# Records provided
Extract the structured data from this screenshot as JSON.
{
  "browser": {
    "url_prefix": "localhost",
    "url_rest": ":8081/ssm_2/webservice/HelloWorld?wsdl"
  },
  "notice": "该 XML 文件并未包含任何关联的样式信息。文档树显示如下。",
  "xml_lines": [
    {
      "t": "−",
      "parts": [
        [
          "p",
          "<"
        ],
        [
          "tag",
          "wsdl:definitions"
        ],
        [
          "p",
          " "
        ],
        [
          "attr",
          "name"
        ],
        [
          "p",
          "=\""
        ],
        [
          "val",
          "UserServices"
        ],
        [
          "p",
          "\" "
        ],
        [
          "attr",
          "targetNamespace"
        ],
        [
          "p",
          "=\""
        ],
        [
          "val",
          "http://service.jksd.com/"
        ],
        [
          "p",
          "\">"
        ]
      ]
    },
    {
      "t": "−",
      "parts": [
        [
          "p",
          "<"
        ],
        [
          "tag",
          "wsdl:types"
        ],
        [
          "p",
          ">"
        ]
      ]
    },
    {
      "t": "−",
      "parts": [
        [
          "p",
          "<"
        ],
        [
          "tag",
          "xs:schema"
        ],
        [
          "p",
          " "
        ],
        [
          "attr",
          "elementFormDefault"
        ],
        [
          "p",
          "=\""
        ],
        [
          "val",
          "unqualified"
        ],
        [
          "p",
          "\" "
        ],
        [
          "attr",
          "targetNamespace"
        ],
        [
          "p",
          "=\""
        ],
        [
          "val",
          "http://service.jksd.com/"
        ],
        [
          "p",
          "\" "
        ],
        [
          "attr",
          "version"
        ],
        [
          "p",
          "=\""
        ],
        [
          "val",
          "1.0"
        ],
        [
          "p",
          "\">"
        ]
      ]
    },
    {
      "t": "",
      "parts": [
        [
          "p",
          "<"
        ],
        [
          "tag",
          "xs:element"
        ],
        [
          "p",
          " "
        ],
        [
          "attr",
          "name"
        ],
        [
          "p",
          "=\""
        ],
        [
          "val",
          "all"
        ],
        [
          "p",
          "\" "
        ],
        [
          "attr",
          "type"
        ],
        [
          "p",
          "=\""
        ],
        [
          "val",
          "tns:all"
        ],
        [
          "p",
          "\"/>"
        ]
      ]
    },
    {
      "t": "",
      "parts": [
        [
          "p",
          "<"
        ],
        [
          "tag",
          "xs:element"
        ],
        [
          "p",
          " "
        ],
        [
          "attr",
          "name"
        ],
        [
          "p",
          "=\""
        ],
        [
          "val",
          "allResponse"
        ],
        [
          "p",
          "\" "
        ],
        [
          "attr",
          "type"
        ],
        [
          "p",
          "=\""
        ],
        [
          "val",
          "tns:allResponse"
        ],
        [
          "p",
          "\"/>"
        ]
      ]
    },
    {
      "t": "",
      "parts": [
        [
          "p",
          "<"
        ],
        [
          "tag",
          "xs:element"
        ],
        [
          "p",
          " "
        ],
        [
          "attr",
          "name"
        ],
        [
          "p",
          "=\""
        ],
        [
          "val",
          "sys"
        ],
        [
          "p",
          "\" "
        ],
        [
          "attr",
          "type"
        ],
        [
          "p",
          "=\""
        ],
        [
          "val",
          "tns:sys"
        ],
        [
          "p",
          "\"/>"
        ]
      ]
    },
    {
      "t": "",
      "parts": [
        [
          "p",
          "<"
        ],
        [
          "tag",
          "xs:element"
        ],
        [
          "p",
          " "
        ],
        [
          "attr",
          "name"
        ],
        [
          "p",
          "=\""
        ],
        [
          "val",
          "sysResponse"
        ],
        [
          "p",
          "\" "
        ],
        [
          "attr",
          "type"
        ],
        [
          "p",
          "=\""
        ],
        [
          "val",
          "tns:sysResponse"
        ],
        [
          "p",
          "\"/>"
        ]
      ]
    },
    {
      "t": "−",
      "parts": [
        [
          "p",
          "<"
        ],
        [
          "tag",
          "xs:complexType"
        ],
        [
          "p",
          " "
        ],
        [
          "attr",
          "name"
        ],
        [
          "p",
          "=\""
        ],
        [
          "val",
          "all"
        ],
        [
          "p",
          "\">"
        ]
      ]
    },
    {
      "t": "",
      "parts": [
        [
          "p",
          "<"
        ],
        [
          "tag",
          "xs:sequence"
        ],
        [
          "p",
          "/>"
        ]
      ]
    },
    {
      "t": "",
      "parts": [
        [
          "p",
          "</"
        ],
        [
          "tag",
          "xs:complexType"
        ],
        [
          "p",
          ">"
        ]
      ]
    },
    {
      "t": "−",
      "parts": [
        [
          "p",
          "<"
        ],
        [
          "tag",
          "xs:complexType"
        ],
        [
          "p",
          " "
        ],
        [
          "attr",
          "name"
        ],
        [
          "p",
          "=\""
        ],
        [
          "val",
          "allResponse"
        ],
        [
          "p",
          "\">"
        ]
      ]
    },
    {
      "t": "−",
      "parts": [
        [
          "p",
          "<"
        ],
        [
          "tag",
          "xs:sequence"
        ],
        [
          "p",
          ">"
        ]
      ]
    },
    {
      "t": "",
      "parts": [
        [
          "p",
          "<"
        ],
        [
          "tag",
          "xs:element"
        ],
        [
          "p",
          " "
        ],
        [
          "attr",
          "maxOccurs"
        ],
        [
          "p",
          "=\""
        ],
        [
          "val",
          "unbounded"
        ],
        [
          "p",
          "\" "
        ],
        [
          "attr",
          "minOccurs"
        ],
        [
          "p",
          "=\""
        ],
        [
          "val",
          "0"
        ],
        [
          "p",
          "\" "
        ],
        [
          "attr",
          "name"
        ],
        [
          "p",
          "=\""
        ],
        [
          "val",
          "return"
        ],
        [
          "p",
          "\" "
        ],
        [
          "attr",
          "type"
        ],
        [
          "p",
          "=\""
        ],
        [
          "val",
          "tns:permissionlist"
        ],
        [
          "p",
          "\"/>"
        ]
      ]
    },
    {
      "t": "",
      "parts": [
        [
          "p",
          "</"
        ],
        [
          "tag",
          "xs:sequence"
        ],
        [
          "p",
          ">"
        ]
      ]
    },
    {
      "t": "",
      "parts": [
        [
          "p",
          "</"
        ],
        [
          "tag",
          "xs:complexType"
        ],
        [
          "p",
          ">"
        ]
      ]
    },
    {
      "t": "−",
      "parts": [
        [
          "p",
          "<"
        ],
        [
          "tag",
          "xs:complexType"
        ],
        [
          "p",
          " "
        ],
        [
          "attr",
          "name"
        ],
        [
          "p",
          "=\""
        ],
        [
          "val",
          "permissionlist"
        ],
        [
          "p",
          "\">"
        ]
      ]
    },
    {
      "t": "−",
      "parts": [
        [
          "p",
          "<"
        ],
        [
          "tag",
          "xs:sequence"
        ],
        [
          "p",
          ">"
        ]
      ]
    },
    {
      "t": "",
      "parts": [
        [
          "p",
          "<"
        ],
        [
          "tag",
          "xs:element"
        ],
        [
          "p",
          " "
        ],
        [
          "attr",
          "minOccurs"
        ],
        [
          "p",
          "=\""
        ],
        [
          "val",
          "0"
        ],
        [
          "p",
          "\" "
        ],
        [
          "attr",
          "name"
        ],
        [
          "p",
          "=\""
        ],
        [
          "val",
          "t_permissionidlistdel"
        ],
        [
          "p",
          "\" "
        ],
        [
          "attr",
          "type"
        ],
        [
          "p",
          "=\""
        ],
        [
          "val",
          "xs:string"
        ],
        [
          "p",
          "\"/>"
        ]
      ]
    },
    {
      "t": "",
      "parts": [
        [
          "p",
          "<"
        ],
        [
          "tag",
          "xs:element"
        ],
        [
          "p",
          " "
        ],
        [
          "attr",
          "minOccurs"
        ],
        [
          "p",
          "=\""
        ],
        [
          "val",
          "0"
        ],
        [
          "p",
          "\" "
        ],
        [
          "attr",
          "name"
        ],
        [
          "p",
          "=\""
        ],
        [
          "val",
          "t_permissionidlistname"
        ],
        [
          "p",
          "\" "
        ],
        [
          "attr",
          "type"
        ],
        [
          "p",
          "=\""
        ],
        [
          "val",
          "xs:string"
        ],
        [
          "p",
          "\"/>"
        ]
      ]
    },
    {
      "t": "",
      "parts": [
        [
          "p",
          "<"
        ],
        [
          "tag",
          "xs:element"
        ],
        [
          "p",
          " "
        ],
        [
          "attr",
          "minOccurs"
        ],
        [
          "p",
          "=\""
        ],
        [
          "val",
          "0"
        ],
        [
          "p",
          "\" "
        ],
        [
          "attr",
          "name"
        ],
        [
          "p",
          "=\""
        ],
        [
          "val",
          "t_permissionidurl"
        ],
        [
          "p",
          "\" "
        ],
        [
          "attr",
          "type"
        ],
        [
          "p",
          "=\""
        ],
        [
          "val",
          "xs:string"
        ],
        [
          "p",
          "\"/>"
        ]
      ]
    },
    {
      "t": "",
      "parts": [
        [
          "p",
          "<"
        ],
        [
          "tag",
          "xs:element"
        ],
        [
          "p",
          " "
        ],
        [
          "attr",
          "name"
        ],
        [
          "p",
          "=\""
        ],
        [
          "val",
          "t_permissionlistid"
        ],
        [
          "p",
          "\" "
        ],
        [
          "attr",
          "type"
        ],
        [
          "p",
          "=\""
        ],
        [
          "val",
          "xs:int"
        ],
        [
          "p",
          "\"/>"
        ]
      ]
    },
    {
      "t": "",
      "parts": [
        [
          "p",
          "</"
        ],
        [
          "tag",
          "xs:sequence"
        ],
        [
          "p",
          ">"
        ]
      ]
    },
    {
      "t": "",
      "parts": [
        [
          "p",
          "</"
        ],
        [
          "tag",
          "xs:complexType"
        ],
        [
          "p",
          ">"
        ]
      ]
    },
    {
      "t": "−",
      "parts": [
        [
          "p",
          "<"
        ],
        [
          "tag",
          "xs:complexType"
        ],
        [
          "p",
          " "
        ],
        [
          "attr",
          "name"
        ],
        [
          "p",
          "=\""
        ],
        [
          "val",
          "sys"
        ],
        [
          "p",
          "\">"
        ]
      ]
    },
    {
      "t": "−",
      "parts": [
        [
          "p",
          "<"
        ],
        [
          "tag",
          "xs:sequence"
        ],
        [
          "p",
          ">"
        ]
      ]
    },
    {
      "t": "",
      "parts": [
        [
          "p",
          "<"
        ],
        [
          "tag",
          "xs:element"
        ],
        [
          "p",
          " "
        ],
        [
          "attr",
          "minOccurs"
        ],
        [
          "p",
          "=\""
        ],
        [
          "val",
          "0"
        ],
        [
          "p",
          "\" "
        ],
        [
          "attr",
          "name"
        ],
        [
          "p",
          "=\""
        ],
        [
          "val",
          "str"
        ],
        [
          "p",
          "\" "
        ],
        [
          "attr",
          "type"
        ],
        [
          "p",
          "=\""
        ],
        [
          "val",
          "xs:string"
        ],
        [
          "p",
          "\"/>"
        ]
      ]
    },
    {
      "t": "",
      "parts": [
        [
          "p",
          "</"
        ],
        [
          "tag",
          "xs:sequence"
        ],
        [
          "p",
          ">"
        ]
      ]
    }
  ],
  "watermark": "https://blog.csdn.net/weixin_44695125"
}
---
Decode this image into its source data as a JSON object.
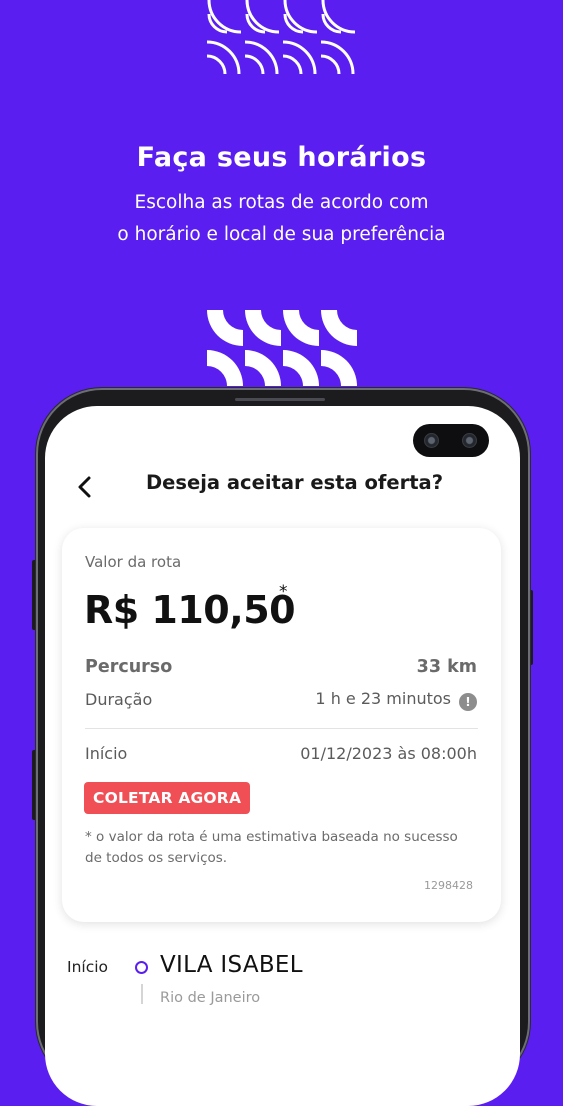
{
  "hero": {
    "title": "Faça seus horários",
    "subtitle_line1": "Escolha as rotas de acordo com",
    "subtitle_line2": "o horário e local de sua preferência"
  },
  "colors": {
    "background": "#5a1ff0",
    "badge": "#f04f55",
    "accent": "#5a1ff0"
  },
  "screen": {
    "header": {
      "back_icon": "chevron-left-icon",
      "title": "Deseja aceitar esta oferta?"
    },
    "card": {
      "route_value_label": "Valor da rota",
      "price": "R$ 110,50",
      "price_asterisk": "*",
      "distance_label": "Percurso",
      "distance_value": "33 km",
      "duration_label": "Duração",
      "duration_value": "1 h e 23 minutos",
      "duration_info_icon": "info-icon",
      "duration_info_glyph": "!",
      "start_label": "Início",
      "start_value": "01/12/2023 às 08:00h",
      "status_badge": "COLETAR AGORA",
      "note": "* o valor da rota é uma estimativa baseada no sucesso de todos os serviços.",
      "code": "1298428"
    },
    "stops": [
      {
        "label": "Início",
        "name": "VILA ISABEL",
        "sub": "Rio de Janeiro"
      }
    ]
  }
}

# Instructions to follow
Pick out the lines that contain "JSON" and copy them.

# Task answer
Extract the structured data from this screenshot as JSON.
Decode this image into its source data as a JSON object.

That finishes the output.